*Required task*: Everything from the line holding "Read this page and output its text content." to the end of the listing below should be copied exactly, line for line, minus the pictures.

*Data shown*:
▼▼▼
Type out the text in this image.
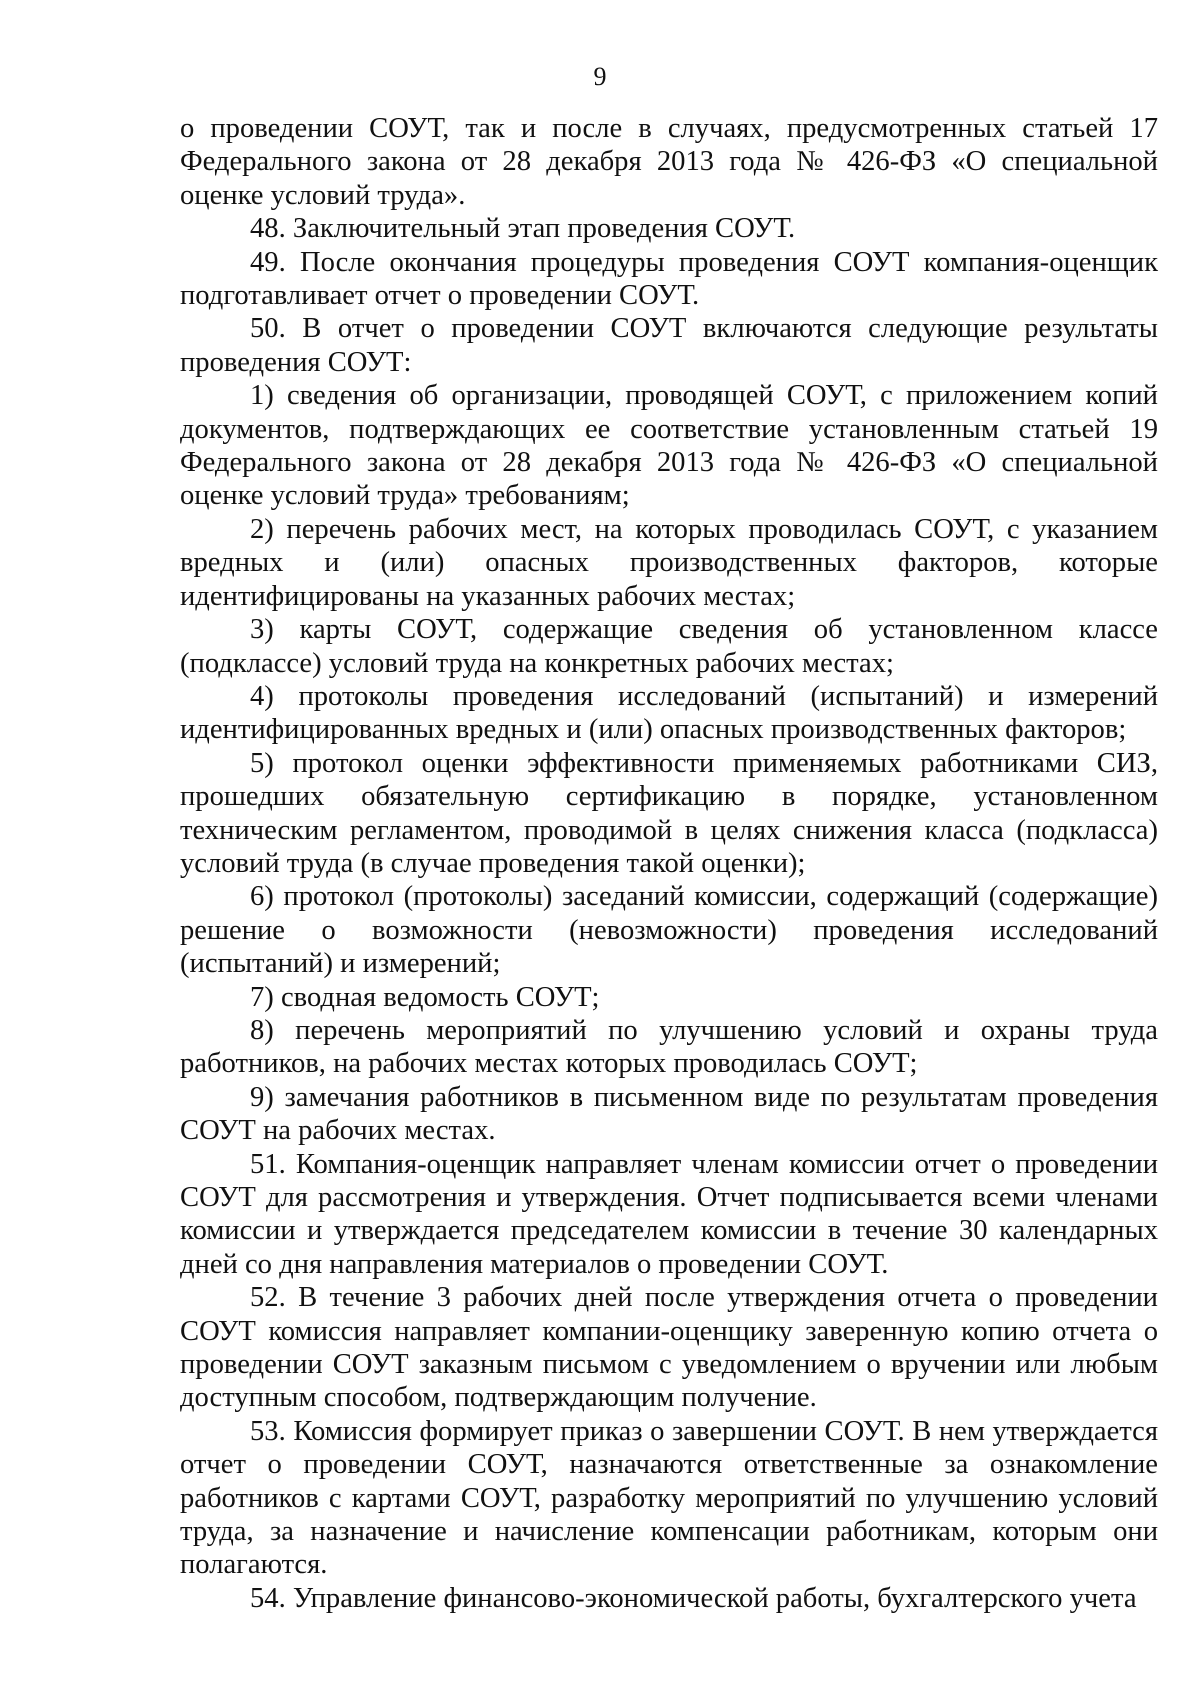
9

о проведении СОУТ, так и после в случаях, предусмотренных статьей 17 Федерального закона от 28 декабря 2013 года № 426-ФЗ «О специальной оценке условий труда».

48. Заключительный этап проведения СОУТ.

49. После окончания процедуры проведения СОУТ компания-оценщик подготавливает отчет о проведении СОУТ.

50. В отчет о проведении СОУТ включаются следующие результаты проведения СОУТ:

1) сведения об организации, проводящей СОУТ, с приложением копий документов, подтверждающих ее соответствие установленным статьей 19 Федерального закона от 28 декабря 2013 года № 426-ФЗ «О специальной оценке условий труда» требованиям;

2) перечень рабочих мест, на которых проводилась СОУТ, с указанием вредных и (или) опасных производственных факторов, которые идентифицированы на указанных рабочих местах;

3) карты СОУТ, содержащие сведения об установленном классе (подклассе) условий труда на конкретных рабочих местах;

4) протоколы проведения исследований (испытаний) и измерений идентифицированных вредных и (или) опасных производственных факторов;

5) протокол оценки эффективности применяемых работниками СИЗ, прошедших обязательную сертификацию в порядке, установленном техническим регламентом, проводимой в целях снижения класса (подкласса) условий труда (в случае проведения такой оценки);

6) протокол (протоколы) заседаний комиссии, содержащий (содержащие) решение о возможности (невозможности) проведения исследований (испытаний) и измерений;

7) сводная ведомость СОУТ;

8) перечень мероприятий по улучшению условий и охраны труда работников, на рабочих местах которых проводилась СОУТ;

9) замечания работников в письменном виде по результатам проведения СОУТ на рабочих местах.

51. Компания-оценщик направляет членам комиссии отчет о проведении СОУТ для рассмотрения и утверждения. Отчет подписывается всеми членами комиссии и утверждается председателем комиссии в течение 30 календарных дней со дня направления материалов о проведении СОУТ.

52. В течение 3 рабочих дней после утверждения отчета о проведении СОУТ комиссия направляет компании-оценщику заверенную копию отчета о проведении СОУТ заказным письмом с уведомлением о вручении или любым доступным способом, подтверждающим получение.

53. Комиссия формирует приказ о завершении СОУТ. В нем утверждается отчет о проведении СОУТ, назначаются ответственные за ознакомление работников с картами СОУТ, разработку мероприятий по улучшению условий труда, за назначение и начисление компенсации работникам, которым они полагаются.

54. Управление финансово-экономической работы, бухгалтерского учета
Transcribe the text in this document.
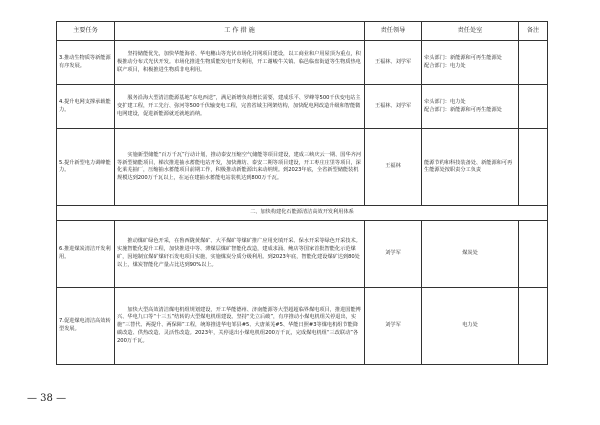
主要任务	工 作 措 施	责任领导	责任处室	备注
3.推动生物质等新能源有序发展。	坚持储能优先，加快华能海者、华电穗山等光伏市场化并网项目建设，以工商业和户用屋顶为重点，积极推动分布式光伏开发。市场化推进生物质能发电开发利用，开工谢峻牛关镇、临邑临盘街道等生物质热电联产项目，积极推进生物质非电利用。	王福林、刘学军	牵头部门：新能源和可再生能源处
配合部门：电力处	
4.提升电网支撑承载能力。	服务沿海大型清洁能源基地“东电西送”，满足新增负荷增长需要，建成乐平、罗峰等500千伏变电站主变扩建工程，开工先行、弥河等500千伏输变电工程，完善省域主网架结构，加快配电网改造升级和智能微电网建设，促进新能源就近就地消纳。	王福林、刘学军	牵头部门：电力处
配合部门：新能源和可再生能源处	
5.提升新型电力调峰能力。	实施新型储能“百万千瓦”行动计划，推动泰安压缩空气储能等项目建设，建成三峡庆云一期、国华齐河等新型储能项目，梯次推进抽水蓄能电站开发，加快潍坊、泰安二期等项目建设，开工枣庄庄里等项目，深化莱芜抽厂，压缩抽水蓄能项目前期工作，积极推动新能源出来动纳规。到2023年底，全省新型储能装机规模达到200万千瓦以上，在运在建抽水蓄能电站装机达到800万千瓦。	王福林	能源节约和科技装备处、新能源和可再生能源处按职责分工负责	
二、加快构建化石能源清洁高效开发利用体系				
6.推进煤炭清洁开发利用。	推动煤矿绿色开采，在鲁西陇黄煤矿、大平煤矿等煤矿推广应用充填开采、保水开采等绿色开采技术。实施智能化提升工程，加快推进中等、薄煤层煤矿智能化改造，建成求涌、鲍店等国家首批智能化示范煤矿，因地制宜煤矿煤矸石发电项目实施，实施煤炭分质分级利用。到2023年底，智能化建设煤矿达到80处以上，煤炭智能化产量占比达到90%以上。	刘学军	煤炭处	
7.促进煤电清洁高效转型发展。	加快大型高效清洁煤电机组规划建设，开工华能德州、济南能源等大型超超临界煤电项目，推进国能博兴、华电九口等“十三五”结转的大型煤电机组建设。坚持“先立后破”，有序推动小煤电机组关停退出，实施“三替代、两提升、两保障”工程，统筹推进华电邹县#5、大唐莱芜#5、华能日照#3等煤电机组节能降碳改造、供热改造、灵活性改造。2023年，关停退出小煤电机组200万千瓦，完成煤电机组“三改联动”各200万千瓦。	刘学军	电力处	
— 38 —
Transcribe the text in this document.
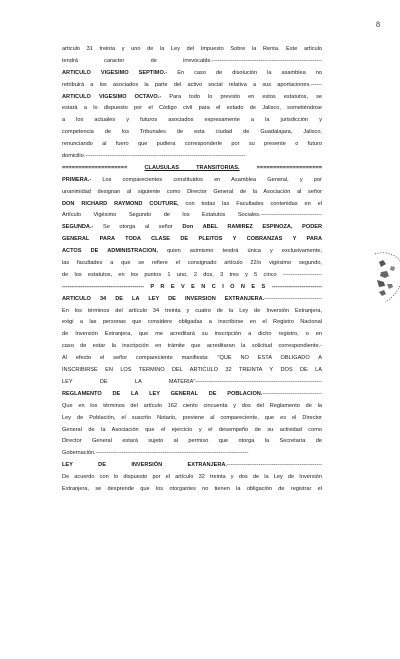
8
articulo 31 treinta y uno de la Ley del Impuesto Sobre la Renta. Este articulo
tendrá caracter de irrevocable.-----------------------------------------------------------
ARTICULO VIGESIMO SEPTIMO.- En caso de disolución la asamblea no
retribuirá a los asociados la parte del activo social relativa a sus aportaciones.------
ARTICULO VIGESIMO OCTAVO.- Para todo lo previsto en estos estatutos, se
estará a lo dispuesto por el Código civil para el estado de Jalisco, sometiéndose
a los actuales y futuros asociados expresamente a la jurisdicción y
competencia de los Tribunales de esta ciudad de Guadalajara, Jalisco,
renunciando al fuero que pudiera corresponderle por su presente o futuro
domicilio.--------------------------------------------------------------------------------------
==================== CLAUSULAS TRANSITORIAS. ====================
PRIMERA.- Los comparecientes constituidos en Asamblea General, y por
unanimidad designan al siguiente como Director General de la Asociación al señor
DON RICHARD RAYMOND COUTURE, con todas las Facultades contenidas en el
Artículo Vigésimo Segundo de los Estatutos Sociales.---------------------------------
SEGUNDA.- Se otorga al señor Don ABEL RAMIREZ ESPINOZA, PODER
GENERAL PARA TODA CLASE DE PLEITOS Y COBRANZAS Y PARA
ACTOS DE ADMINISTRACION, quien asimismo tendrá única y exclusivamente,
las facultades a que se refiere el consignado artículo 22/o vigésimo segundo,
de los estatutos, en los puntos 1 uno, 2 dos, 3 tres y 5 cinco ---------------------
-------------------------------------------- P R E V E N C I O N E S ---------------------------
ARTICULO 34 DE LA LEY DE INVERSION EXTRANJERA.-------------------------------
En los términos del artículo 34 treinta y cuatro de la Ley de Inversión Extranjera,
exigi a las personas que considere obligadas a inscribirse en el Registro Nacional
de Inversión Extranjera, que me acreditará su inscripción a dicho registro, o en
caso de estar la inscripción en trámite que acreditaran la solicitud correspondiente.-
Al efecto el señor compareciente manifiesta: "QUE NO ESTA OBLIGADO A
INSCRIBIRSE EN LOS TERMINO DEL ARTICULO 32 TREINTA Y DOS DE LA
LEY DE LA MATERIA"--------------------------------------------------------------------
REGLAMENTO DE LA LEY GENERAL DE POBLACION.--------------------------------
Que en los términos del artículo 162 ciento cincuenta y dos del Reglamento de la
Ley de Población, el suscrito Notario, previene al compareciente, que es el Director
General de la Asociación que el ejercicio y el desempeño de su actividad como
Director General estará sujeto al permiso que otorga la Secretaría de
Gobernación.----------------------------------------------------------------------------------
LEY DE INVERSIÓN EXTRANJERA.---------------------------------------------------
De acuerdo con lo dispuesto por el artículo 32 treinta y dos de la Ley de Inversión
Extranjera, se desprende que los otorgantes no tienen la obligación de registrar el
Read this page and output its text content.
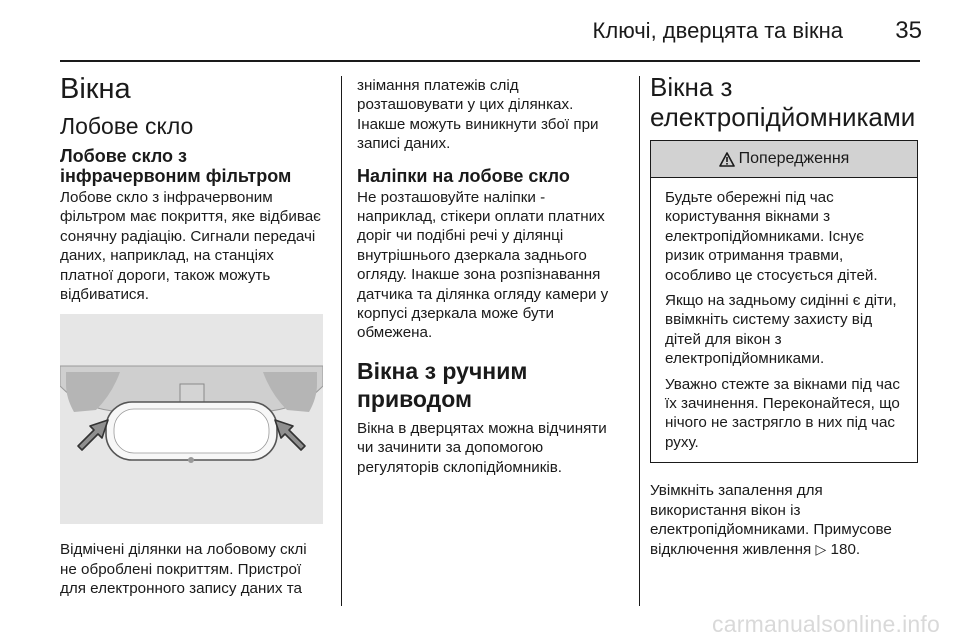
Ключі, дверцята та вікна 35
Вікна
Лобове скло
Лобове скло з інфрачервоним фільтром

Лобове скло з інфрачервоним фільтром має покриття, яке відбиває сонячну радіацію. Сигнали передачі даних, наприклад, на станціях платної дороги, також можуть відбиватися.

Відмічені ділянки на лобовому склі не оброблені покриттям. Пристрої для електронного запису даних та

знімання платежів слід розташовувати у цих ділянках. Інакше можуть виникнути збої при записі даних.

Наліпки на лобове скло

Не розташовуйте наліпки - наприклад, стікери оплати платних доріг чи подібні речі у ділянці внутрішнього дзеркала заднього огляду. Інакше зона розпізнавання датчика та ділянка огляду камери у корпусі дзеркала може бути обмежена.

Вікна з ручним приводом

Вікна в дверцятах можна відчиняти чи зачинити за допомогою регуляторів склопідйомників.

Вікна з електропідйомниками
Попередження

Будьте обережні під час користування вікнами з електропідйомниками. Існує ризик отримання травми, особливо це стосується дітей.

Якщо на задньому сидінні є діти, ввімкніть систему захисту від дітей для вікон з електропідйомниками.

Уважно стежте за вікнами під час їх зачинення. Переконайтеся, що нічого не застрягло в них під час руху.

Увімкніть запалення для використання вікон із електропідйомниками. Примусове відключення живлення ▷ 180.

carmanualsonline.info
▲▲▲
*Output of the exercise*:
Read this page and output its text content.
Ключі, дверцята та вікна 35
Вікна
Лобове скло
Лобове скло з інфрачервоним фільтром

Лобове скло з інфрачервоним фільтром має покриття, яке відбиває сонячну радіацію. Сигнали передачі даних, наприклад, на станціях платної дороги, також можуть відбиватися.

Відмічені ділянки на лобовому склі не оброблені покриттям. Пристрої для електронного запису даних та

знімання платежів слід розташовувати у цих ділянках. Інакше можуть виникнути збої при записі даних.

Наліпки на лобове скло

Не розташовуйте наліпки - наприклад, стікери оплати платних доріг чи подібні речі у ділянці внутрішнього дзеркала заднього огляду. Інакше зона розпізнавання датчика та ділянка огляду камери у корпусі дзеркала може бути обмежена.

Вікна з ручним приводом

Вікна в дверцятах можна відчиняти чи зачинити за допомогою регуляторів склопідйомників.

Вікна з електропідйомниками
Попередження

Будьте обережні під час користування вікнами з електропідйомниками. Існує ризик отримання травми, особливо це стосується дітей.

Якщо на задньому сидінні є діти, ввімкніть систему захисту від дітей для вікон з електропідйомниками.

Уважно стежте за вікнами під час їх зачинення. Переконайтеся, що нічого не застрягло в них під час руху.

Увімкніть запалення для використання вікон із електропідйомниками. Примусове відключення живлення ▷ 180.

carmanualsonline.info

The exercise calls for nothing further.